_RECORDED INFORMATION_
··········

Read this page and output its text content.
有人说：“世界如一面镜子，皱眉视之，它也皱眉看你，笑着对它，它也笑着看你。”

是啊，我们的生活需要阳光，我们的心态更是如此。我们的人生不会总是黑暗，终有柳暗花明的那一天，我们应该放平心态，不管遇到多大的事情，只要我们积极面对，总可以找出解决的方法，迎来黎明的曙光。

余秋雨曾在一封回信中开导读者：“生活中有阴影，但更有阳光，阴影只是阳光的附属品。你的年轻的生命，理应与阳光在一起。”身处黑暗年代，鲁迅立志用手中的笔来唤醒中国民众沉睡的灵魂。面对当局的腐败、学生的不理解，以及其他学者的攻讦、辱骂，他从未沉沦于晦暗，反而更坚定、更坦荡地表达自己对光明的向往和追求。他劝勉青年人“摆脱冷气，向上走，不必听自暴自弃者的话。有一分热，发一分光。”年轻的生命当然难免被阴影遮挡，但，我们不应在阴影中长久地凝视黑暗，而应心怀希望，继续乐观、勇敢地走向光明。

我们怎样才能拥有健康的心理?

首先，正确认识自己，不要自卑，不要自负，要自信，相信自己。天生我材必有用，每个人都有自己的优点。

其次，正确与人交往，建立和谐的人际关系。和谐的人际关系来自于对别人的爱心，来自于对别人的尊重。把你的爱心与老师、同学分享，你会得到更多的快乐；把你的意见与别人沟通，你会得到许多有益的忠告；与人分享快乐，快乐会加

··········

_BRIEF_
All of the entries above should be written out again exactly.

_TASK ANSWER_
Read this page and output its text content.
有人说：“世界如一面镜子，皱眉视之，它也皱眉看你，笑着对它，它也笑着看你。”

是啊，我们的生活需要阳光，我们的心态更是如此。我们的人生不会总是黑暗，终有柳暗花明的那一天，我们应该放平心态，不管遇到多大的事情，只要我们积极面对，总可以找出解决的方法，迎来黎明的曙光。

余秋雨曾在一封回信中开导读者：“生活中有阴影，但更有阳光，阴影只是阳光的附属品。你的年轻的生命，理应与阳光在一起。”身处黑暗年代，鲁迅立志用手中的笔来唤醒中国民众沉睡的灵魂。面对当局的腐败、学生的不理解，以及其他学者的攻讦、辱骂，他从未沉沦于晦暗，反而更坚定、更坦荡地表达自己对光明的向往和追求。他劝勉青年人“摆脱冷气，向上走，不必听自暴自弃者的话。有一分热，发一分光。”年轻的生命当然难免被阴影遮挡，但，我们不应在阴影中长久地凝视黑暗，而应心怀希望，继续乐观、勇敢地走向光明。

我们怎样才能拥有健康的心理?

首先，正确认识自己，不要自卑，不要自负，要自信，相信自己。天生我材必有用，每个人都有自己的优点。

其次，正确与人交往，建立和谐的人际关系。和谐的人际关系来自于对别人的爱心，来自于对别人的尊重。把你的爱心与老师、同学分享，你会得到更多的快乐；把你的意见与别人沟通，你会得到许多有益的忠告；与人分享快乐，快乐会加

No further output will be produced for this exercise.